Do not include the pictures; repeat the rest of the data exactly.

── Provided data ──

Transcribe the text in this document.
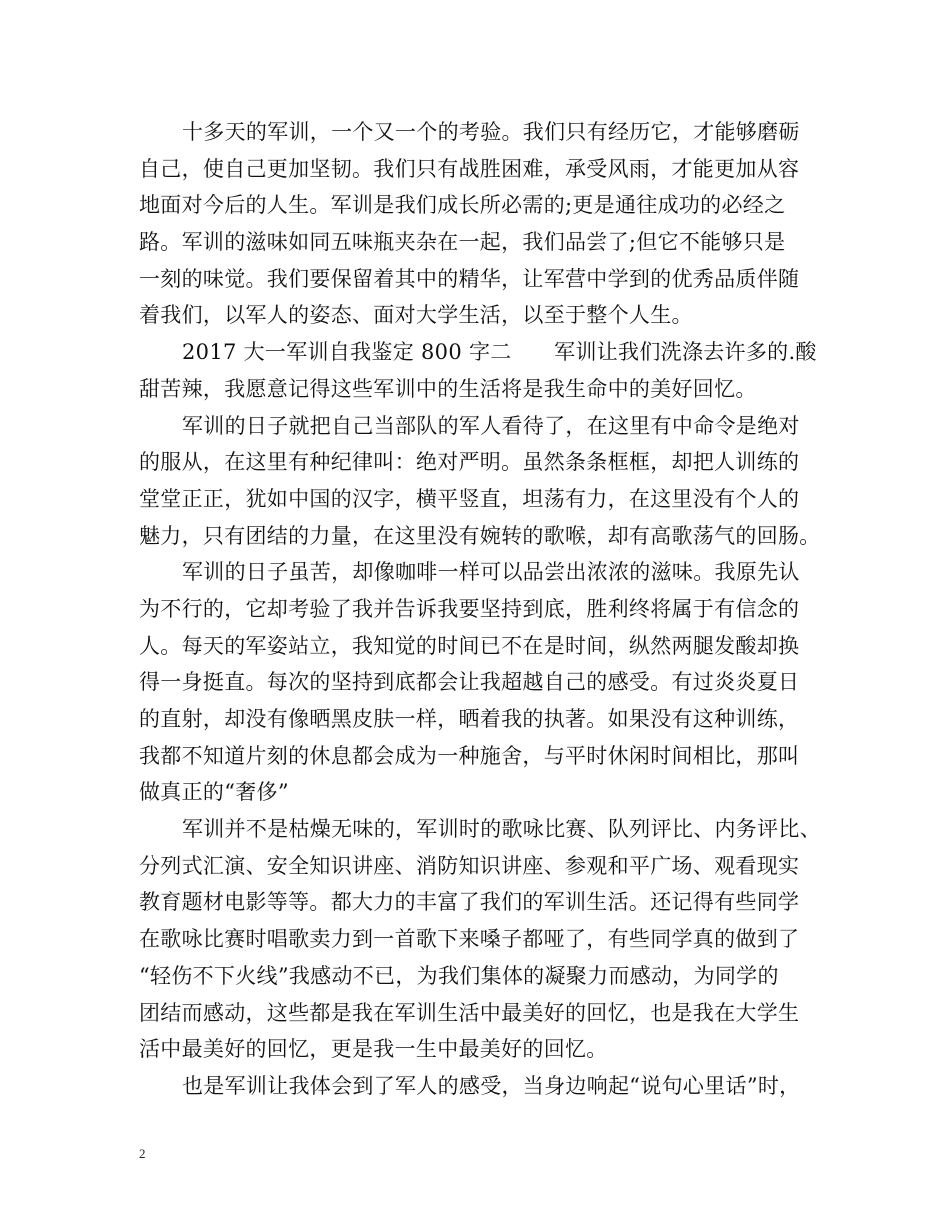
十多天的军训，一个又一个的考验。我们只有经历它，才能够磨砺
自己，使自己更加坚韧。我们只有战胜困难，承受风雨，才能更加从容
地面对今后的人生。军训是我们成长所必需的;更是通往成功的必经之
路。军训的滋味如同五味瓶夹杂在一起，我们品尝了;但它不能够只是
一刻的味觉。我们要保留着其中的精华，让军营中学到的优秀品质伴随
着我们，以军人的姿态、面对大学生活，以至于整个人生。
2017 大一军训自我鉴定 800 字二　　军训让我们洗涤去许多的.酸
甜苦辣，我愿意记得这些军训中的生活将是我生命中的美好回忆。
军训的日子就把自己当部队的军人看待了，在这里有中命令是绝对
的服从，在这里有种纪律叫：绝对严明。虽然条条框框，却把人训练的
堂堂正正，犹如中国的汉字，横平竖直，坦荡有力，在这里没有个人的
魅力，只有团结的力量，在这里没有婉转的歌喉，却有高歌荡气的回肠。
军训的日子虽苦，却像咖啡一样可以品尝出浓浓的滋味。我原先认
为不行的，它却考验了我并告诉我要坚持到底，胜利终将属于有信念的
人。每天的军姿站立，我知觉的时间已不在是时间，纵然两腿发酸却换
得一身挺直。每次的坚持到底都会让我超越自己的感受。有过炎炎夏日
的直射，却没有像晒黑皮肤一样，晒着我的执著。如果没有这种训练，
我都不知道片刻的休息都会成为一种施舍，与平时休闲时间相比，那叫
做真正的“奢侈”
军训并不是枯燥无味的，军训时的歌咏比赛、队列评比、内务评比、
分列式汇演、安全知识讲座、消防知识讲座、参观和平广场、观看现实
教育题材电影等等。都大力的丰富了我们的军训生活。还记得有些同学
在歌咏比赛时唱歌卖力到一首歌下来嗓子都哑了，有些同学真的做到了
“轻伤不下火线”我感动不已，为我们集体的凝聚力而感动，为同学的
团结而感动，这些都是我在军训生活中最美好的回忆，也是我在大学生
活中最美好的回忆，更是我一生中最美好的回忆。
也是军训让我体会到了军人的感受，当身边响起“说句心里话”时，
2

───

*Answer below*:
Transcribe the text in this document.
十多天的军训，一个又一个的考验。我们只有经历它，才能够磨砺
自己，使自己更加坚韧。我们只有战胜困难，承受风雨，才能更加从容
地面对今后的人生。军训是我们成长所必需的;更是通往成功的必经之
路。军训的滋味如同五味瓶夹杂在一起，我们品尝了;但它不能够只是
一刻的味觉。我们要保留着其中的精华，让军营中学到的优秀品质伴随
着我们，以军人的姿态、面对大学生活，以至于整个人生。
2017 大一军训自我鉴定 800 字二　　军训让我们洗涤去许多的.酸
甜苦辣，我愿意记得这些军训中的生活将是我生命中的美好回忆。
军训的日子就把自己当部队的军人看待了，在这里有中命令是绝对
的服从，在这里有种纪律叫：绝对严明。虽然条条框框，却把人训练的
堂堂正正，犹如中国的汉字，横平竖直，坦荡有力，在这里没有个人的
魅力，只有团结的力量，在这里没有婉转的歌喉，却有高歌荡气的回肠。
军训的日子虽苦，却像咖啡一样可以品尝出浓浓的滋味。我原先认
为不行的，它却考验了我并告诉我要坚持到底，胜利终将属于有信念的
人。每天的军姿站立，我知觉的时间已不在是时间，纵然两腿发酸却换
得一身挺直。每次的坚持到底都会让我超越自己的感受。有过炎炎夏日
的直射，却没有像晒黑皮肤一样，晒着我的执著。如果没有这种训练，
我都不知道片刻的休息都会成为一种施舍，与平时休闲时间相比，那叫
做真正的“奢侈”
军训并不是枯燥无味的，军训时的歌咏比赛、队列评比、内务评比、
分列式汇演、安全知识讲座、消防知识讲座、参观和平广场、观看现实
教育题材电影等等。都大力的丰富了我们的军训生活。还记得有些同学
在歌咏比赛时唱歌卖力到一首歌下来嗓子都哑了，有些同学真的做到了
“轻伤不下火线”我感动不已，为我们集体的凝聚力而感动，为同学的
团结而感动，这些都是我在军训生活中最美好的回忆，也是我在大学生
活中最美好的回忆，更是我一生中最美好的回忆。
也是军训让我体会到了军人的感受，当身边响起“说句心里话”时，
2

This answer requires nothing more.